_WHAT IS REQUIRED_
All of the material below is to be restated word for word, apart from the pictures.

_GIVEN ENTRIES_
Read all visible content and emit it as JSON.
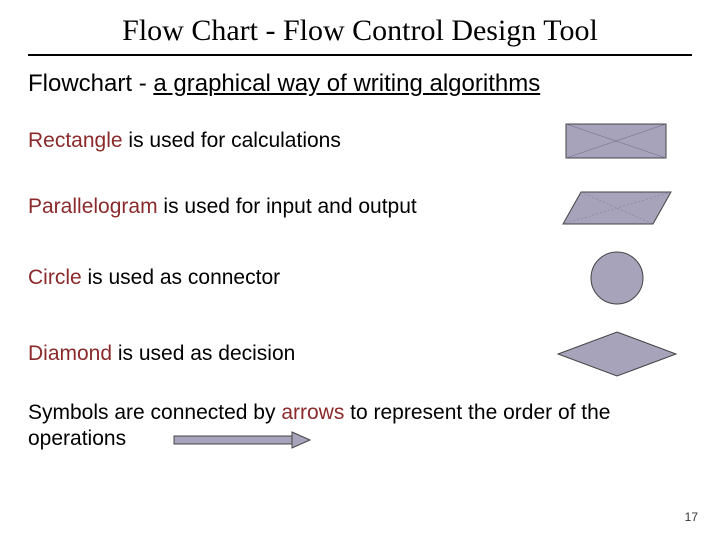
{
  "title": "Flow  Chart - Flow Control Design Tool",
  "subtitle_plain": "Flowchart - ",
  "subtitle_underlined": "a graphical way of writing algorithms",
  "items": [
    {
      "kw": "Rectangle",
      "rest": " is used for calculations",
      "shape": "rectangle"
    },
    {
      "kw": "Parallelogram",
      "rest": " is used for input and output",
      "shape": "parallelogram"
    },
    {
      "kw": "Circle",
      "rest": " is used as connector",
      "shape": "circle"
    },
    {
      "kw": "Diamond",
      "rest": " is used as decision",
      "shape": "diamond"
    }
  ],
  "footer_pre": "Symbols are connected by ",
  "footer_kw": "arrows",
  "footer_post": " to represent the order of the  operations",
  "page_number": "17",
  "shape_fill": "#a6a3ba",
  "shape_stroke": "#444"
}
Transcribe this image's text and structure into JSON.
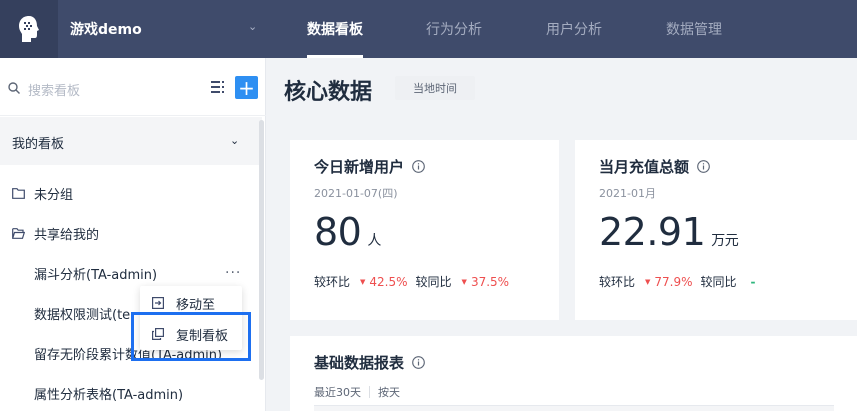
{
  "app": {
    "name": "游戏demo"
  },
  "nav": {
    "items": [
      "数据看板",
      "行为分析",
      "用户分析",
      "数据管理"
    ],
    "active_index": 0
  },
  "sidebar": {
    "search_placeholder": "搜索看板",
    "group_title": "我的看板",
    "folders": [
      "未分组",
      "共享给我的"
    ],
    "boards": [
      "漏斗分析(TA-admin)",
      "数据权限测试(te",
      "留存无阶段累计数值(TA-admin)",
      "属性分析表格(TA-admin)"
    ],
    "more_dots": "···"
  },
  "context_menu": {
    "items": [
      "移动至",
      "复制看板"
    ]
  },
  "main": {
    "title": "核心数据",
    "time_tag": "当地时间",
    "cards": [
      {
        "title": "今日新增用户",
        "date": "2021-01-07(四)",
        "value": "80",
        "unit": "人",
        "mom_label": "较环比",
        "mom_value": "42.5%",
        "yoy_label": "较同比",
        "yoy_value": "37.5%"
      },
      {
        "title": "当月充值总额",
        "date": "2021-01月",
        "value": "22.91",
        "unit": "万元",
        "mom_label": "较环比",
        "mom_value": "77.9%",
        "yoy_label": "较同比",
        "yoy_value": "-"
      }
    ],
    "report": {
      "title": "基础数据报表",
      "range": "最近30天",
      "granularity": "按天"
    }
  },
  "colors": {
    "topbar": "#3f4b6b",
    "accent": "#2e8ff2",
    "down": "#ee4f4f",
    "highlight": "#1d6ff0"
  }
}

_TASK RESPONSE_
Read all visible content and emit it as JSON.
{
  "title": "Flow  Chart - Flow Control Design Tool",
  "subtitle_plain": "Flowchart - ",
  "subtitle_underlined": "a graphical way of writing algorithms",
  "items": [
    {
      "kw": "Rectangle",
      "rest": " is used for calculations",
      "shape": "rectangle"
    },
    {
      "kw": "Parallelogram",
      "rest": " is used for input and output",
      "shape": "parallelogram"
    },
    {
      "kw": "Circle",
      "rest": " is used as connector",
      "shape": "circle"
    },
    {
      "kw": "Diamond",
      "rest": " is used as decision",
      "shape": "diamond"
    }
  ],
  "footer_pre": "Symbols are connected by ",
  "footer_kw": "arrows",
  "footer_post": " to represent the order of the  operations",
  "page_number": "17",
  "shape_fill": "#a6a3ba",
  "shape_stroke": "#444"
}
Transcribe this image's text and structure into JSON.
{
  "app": {
    "name": "游戏demo"
  },
  "nav": {
    "items": [
      "数据看板",
      "行为分析",
      "用户分析",
      "数据管理"
    ],
    "active_index": 0
  },
  "sidebar": {
    "search_placeholder": "搜索看板",
    "group_title": "我的看板",
    "folders": [
      "未分组",
      "共享给我的"
    ],
    "boards": [
      "漏斗分析(TA-admin)",
      "数据权限测试(te",
      "留存无阶段累计数值(TA-admin)",
      "属性分析表格(TA-admin)"
    ],
    "more_dots": "···"
  },
  "context_menu": {
    "items": [
      "移动至",
      "复制看板"
    ]
  },
  "main": {
    "title": "核心数据",
    "time_tag": "当地时间",
    "cards": [
      {
        "title": "今日新增用户",
        "date": "2021-01-07(四)",
        "value": "80",
        "unit": "人",
        "mom_label": "较环比",
        "mom_value": "42.5%",
        "yoy_label": "较同比",
        "yoy_value": "37.5%"
      },
      {
        "title": "当月充值总额",
        "date": "2021-01月",
        "value": "22.91",
        "unit": "万元",
        "mom_label": "较环比",
        "mom_value": "77.9%",
        "yoy_label": "较同比",
        "yoy_value": "-"
      }
    ],
    "report": {
      "title": "基础数据报表",
      "range": "最近30天",
      "granularity": "按天"
    }
  },
  "colors": {
    "topbar": "#3f4b6b",
    "accent": "#2e8ff2",
    "down": "#ee4f4f",
    "highlight": "#1d6ff0"
  }
}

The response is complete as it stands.